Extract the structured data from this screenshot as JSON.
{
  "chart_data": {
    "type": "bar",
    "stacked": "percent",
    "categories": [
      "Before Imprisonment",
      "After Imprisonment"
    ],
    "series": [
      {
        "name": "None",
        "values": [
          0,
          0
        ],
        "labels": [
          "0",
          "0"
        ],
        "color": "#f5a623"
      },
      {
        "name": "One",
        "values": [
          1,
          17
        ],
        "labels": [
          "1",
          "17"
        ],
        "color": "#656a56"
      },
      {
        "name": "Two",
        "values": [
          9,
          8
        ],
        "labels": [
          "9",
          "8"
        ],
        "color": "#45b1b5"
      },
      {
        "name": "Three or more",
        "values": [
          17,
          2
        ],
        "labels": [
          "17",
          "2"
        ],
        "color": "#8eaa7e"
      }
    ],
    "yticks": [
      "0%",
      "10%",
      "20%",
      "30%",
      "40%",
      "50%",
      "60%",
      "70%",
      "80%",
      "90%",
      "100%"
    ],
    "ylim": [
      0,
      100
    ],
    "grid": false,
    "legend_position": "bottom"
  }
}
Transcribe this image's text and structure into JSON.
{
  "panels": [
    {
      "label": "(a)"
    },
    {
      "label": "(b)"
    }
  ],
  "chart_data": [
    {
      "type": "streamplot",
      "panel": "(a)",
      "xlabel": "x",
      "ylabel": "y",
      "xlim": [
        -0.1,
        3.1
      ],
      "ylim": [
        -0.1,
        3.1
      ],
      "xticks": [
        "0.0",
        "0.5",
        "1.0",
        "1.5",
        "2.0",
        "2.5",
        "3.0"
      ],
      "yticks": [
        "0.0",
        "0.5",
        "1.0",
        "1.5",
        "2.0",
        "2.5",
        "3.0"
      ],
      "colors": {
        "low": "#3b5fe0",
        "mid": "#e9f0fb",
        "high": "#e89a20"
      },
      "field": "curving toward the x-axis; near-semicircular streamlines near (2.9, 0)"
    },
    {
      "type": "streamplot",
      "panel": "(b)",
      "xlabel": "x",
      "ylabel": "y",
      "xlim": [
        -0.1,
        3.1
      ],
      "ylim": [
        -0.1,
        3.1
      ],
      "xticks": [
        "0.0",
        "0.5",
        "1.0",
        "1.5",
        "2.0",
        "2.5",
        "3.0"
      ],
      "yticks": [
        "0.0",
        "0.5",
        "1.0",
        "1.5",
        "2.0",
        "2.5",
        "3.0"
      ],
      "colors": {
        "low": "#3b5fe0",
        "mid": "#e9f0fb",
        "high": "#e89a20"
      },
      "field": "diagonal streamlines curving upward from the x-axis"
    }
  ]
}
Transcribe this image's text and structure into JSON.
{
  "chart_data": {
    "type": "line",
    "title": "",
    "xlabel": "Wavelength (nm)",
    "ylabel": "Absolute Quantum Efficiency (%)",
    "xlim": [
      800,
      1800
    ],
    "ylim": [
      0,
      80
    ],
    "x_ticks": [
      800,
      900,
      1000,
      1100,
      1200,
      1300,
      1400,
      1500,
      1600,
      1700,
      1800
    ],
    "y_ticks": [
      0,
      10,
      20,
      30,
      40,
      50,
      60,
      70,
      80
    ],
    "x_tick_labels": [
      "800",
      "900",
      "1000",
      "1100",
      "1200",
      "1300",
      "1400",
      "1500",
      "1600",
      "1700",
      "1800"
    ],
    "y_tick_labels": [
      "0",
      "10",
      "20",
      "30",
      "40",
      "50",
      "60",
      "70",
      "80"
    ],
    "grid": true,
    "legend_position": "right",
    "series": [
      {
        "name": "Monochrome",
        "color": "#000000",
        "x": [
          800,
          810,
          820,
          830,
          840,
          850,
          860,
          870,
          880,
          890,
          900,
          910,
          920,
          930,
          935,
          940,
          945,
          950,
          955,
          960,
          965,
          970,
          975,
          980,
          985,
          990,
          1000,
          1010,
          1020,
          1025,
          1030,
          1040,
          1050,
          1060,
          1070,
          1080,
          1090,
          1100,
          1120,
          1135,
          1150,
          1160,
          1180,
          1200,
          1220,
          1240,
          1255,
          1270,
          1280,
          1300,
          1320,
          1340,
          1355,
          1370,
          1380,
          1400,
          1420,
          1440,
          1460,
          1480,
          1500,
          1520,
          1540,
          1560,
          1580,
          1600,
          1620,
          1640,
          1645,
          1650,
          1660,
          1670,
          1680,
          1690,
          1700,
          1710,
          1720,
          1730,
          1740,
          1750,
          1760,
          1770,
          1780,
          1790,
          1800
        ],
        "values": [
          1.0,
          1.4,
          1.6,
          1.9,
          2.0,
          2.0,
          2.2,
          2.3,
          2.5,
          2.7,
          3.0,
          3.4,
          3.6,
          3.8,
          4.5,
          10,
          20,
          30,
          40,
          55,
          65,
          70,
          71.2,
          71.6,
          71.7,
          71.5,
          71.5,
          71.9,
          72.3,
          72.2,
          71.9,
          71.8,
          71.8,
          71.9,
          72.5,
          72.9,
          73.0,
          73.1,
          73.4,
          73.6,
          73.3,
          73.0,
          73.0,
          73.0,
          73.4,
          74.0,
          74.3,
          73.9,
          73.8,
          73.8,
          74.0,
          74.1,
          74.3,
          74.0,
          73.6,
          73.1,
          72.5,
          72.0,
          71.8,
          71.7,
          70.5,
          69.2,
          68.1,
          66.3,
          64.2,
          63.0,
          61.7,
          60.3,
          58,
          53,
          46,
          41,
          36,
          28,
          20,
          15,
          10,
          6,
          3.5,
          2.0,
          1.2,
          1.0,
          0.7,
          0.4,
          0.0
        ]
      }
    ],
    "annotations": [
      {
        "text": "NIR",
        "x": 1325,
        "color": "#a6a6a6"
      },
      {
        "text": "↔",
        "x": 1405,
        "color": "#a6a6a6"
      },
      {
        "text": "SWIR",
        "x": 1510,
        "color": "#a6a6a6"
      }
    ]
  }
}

----

= WHAT YOU HAVE TO DO =
Show all lines in the entries above where the word "streamlines" appears.

= RESPONSE TO THE TASK =
      "field": "curving toward the x-axis; near-semicircular streamlines near (2.9, 0)"
      "field": "diagonal streamlines curving upward from the x-axis"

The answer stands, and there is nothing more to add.